INFORMATION GIVEN
┄┄┄┄┄┄

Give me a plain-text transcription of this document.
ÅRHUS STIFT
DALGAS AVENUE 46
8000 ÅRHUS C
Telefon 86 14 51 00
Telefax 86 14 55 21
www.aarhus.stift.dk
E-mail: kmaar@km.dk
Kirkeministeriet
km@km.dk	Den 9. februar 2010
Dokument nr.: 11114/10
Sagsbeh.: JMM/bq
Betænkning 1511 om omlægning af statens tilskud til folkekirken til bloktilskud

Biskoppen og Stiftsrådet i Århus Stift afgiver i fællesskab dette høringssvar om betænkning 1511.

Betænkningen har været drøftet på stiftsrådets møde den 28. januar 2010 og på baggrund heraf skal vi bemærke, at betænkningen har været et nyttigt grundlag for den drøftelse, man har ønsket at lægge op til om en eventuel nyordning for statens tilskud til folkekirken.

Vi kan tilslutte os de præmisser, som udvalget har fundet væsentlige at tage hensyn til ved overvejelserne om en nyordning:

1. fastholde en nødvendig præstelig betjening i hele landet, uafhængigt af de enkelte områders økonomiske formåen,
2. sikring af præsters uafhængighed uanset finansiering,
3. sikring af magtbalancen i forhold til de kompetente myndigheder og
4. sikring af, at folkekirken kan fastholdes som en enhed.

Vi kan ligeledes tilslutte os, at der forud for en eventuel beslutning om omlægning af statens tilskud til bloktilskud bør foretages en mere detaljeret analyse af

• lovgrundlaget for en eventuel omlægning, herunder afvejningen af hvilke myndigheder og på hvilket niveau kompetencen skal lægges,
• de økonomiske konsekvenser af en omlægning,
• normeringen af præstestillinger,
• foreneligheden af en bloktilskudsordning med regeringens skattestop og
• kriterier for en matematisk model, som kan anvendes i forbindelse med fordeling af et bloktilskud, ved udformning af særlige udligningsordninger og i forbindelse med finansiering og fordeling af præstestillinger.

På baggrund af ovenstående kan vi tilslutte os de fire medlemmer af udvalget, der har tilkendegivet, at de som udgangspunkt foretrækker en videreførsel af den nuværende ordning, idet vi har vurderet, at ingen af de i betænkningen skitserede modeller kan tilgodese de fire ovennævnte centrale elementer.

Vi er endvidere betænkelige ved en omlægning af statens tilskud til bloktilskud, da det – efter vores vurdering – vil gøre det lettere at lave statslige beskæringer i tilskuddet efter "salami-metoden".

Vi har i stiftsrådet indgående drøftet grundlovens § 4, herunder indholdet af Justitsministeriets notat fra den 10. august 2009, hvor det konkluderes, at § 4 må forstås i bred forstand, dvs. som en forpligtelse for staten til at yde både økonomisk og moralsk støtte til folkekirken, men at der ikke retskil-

┄┄┄┄┄┄

OBJECTIVE
Find each line with the string "skal" and copy it out.

RESPONSE
Betænkningen har været drøftet på stiftsrådets møde den 28. januar 2010 og på baggrund heraf skal vi bemærke, at betænkningen har været et nyttigt grundlag for den drøftelse, man har ønsket at lægge op til om en eventuel nyordning for statens tilskud til folkekirken.
• lovgrundlaget for en eventuel omlægning, herunder afvejningen af hvilke myndigheder og på hvilket niveau kompetencen skal lægges,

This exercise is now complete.